#### INFORMATION SHOWN ####

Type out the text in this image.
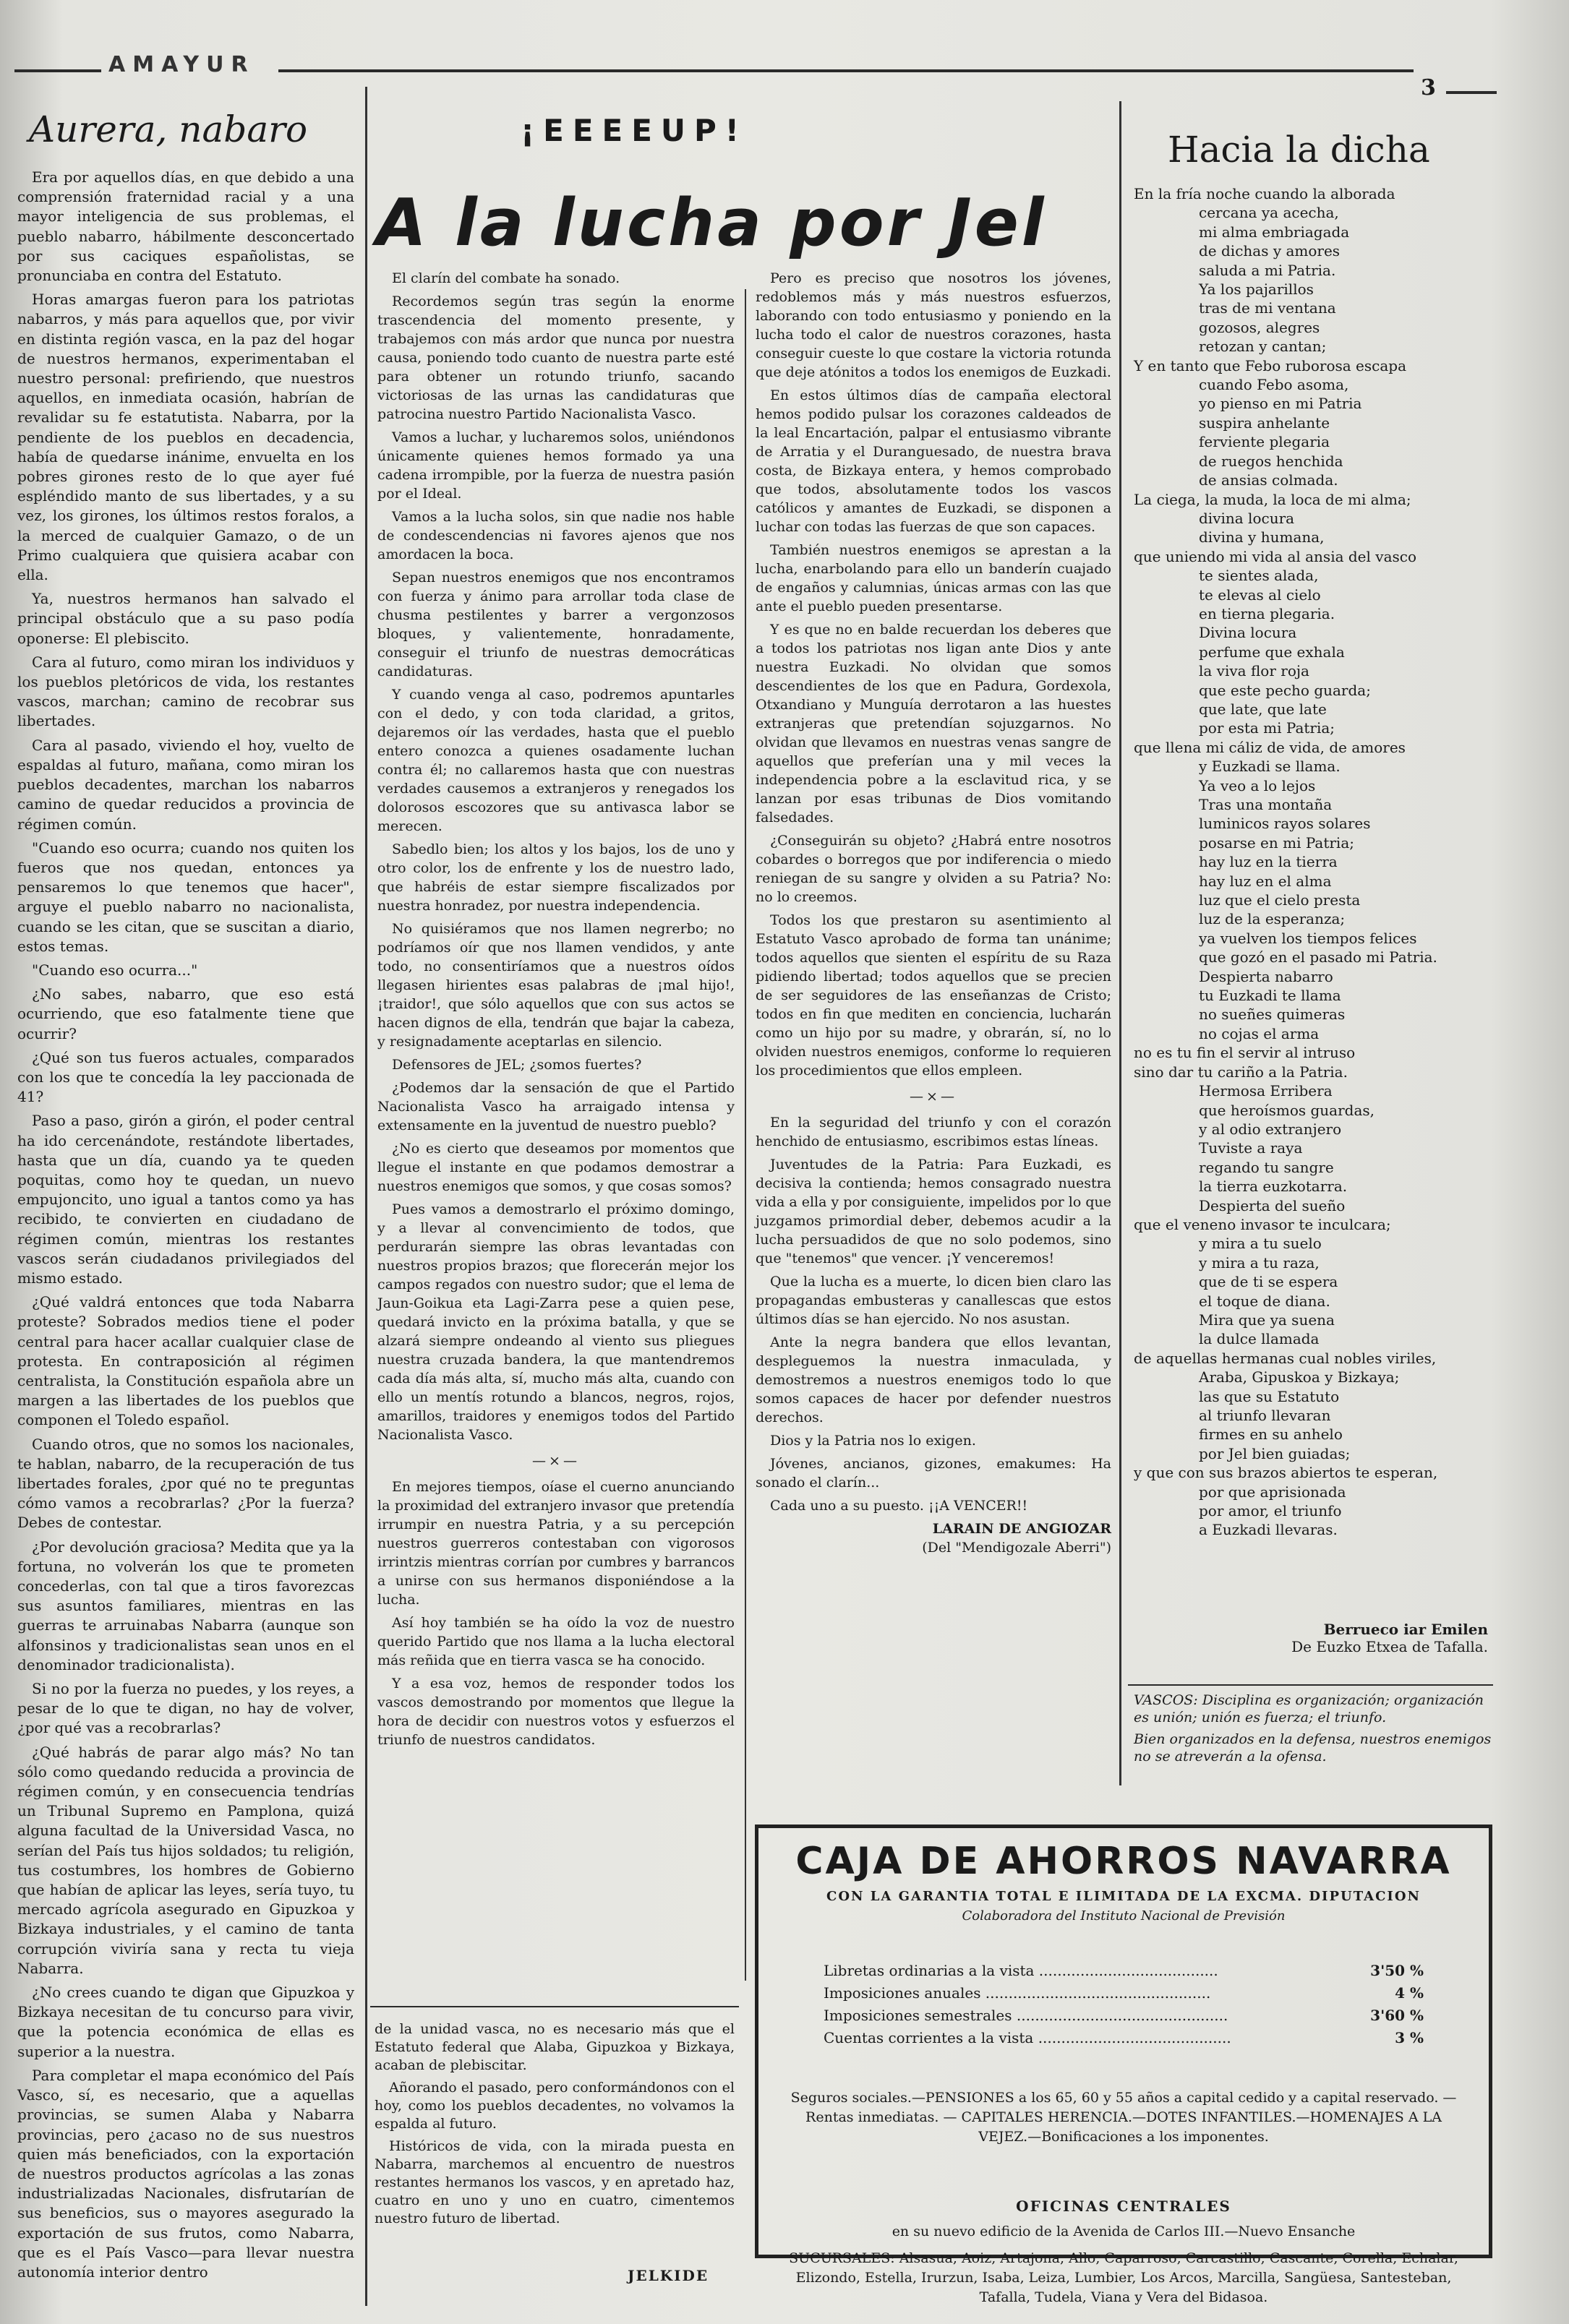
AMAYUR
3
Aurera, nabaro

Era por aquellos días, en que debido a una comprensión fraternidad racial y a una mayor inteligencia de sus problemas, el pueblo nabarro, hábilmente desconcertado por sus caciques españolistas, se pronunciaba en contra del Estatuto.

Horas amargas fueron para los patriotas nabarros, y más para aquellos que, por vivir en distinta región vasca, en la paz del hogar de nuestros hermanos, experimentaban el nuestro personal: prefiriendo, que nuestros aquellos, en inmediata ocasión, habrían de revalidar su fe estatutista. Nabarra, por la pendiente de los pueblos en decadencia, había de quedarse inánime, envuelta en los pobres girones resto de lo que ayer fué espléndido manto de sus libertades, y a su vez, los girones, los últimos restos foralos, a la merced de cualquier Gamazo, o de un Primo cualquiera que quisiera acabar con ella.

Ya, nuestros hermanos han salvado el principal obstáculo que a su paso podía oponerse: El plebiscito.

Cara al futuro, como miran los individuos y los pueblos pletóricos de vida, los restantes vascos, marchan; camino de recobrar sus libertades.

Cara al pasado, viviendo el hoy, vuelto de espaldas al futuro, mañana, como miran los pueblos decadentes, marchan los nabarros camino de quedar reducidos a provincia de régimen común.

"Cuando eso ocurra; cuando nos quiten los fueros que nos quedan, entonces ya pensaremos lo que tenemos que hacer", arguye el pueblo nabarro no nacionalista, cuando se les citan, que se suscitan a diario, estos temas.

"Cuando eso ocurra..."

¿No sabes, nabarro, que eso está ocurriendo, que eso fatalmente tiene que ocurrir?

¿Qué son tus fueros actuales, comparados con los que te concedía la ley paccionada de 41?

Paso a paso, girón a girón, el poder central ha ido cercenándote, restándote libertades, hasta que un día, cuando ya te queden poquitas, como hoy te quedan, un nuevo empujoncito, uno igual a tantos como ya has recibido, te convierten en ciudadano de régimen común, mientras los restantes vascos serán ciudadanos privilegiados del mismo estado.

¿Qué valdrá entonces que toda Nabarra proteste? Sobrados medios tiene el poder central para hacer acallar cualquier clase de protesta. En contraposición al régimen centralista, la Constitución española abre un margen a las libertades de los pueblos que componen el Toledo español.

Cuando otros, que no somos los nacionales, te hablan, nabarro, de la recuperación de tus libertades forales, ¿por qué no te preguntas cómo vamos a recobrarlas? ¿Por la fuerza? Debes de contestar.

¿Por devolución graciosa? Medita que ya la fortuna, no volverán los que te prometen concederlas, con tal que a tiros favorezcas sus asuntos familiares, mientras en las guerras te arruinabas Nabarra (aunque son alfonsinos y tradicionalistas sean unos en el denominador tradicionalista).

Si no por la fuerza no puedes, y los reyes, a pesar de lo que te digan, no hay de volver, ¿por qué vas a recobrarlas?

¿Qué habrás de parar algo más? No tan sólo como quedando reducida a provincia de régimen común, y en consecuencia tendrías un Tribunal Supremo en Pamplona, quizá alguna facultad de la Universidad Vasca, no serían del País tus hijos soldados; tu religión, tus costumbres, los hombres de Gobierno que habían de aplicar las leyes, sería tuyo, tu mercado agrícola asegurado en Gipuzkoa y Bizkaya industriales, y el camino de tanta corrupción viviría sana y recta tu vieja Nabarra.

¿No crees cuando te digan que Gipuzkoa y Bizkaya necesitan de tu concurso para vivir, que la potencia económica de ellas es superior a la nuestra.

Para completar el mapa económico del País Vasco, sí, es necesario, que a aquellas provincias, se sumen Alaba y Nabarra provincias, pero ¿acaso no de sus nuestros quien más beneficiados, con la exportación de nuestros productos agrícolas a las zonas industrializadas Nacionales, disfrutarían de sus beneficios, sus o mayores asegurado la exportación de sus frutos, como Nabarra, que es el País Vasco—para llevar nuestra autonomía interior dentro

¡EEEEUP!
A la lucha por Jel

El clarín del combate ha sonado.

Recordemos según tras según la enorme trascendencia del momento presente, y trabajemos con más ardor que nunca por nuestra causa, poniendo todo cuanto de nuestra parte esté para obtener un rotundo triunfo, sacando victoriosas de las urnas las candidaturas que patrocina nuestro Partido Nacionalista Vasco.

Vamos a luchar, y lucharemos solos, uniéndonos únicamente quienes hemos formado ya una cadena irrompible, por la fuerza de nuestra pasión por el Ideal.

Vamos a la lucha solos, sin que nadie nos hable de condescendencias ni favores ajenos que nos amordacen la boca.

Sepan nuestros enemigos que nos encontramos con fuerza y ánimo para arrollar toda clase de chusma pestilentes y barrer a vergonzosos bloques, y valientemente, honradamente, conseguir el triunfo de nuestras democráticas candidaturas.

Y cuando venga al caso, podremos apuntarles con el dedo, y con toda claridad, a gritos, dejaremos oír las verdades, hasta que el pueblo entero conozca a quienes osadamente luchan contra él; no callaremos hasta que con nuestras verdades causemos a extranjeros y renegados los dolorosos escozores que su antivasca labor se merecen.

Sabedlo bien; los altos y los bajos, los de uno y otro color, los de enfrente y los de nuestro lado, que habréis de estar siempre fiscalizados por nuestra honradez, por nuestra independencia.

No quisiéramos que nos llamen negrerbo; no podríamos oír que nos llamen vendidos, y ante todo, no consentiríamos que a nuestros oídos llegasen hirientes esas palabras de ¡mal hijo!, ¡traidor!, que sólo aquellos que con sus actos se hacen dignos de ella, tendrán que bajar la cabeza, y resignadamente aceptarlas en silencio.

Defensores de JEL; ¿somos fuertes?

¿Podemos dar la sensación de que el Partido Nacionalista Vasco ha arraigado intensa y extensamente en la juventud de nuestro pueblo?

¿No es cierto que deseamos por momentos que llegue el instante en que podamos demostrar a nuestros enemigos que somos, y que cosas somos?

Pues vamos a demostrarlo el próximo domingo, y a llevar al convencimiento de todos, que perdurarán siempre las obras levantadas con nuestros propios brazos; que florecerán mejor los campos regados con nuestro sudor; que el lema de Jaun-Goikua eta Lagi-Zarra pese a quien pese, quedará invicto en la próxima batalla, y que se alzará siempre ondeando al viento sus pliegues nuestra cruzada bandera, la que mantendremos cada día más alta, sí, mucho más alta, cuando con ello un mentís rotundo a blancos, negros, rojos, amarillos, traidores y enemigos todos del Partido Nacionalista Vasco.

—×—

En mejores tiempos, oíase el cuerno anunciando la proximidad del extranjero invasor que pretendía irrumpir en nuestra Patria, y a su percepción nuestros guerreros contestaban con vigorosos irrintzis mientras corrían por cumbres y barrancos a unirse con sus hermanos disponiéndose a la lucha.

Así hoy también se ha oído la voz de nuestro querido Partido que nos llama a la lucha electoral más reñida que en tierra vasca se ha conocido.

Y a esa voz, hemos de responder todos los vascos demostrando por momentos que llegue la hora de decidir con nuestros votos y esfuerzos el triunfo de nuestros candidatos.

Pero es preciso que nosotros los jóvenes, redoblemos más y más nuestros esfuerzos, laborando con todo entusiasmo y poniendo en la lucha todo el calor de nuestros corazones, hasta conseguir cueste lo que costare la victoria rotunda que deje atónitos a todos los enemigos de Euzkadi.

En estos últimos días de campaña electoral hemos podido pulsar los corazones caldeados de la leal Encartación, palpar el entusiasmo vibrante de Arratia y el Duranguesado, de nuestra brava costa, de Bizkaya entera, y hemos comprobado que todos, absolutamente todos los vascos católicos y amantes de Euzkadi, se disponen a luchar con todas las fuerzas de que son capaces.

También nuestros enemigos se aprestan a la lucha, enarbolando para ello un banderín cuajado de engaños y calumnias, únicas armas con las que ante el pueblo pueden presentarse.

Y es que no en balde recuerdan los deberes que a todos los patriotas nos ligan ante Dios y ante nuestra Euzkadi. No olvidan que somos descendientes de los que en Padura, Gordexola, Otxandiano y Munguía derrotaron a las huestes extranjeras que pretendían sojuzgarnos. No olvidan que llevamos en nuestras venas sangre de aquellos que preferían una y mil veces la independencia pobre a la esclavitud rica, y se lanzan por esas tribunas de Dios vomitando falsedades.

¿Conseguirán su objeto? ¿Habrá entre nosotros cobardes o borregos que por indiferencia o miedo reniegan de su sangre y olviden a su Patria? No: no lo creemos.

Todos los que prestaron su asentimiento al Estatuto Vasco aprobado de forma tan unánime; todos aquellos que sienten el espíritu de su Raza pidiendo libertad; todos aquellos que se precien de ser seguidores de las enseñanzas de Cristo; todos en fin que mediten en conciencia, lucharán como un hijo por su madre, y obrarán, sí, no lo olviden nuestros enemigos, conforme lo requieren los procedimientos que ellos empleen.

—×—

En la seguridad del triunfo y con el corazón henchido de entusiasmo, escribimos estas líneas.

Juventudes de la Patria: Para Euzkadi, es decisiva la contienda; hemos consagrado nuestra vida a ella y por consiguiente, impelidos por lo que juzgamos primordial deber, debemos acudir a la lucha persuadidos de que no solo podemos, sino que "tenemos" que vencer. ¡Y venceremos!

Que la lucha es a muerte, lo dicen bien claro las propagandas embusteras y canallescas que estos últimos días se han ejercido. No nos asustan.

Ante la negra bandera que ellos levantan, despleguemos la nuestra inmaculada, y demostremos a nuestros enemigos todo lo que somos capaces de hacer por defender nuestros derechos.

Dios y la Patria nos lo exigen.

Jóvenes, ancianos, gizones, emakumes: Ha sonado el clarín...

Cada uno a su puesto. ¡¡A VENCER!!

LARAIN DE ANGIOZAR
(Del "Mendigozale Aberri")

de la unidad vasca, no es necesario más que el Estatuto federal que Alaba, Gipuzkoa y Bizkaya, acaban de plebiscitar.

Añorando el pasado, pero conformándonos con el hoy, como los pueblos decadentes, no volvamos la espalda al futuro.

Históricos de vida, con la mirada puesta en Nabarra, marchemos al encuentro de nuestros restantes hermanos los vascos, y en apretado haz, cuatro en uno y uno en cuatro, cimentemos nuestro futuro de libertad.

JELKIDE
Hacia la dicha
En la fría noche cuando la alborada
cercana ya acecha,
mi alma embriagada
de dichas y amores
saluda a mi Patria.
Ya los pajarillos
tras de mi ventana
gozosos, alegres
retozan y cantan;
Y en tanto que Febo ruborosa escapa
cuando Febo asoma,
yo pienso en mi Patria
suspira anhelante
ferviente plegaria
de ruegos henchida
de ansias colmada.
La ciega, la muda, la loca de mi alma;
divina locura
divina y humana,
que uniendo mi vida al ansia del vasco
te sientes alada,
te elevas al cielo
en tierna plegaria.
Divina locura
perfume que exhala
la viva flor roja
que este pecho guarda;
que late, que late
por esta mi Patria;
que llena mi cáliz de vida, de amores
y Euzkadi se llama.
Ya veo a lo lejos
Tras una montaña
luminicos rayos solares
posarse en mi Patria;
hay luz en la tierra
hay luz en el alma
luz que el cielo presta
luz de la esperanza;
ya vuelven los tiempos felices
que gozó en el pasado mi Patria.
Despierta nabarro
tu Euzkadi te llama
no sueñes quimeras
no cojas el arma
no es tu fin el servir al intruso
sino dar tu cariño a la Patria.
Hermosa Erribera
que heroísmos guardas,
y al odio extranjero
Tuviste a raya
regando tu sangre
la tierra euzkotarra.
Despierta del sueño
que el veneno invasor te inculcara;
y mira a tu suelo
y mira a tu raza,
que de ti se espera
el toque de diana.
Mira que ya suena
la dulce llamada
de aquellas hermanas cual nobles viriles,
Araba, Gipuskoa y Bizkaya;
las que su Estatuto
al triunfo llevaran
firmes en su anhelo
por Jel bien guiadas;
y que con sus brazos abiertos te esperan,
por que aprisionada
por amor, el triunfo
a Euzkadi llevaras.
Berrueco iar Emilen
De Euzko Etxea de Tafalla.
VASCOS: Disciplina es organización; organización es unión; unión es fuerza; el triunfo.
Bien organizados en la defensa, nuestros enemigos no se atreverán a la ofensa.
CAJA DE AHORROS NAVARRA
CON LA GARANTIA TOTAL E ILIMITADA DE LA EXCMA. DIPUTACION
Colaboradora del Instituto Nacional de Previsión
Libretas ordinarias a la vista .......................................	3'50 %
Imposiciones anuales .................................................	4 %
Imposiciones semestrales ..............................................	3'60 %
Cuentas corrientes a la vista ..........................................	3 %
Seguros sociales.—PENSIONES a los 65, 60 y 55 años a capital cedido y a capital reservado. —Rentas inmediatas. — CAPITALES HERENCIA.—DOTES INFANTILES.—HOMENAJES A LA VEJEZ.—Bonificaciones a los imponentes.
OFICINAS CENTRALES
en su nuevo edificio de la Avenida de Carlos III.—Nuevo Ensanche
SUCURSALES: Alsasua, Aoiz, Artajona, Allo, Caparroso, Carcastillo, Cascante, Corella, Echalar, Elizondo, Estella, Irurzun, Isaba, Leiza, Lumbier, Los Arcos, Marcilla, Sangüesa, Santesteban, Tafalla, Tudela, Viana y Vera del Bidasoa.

####

• **PROBLEM TO SOLVE**
Collect every line with the string "necesario" from the records, and copy each.

• **ANSWER TO THIS TASK**
Para completar el mapa económico del País Vasco, sí, es necesario, que a aquellas provincias, se sumen Alaba y Nabarra provincias, pero ¿acaso no de sus nuestros quien más beneficiados, con la exportación de nuestros productos agrícolas a las zonas industrializadas Nacionales, disfrutarían de sus beneficios, sus o mayores asegurado la exportación de sus frutos, como Nabarra, que es el País Vasco—para llevar nuestra autonomía interior dentro
de la unidad vasca, no es necesario más que el Estatuto federal que Alaba, Gipuzkoa y Bizkaya, acaban de plebiscitar.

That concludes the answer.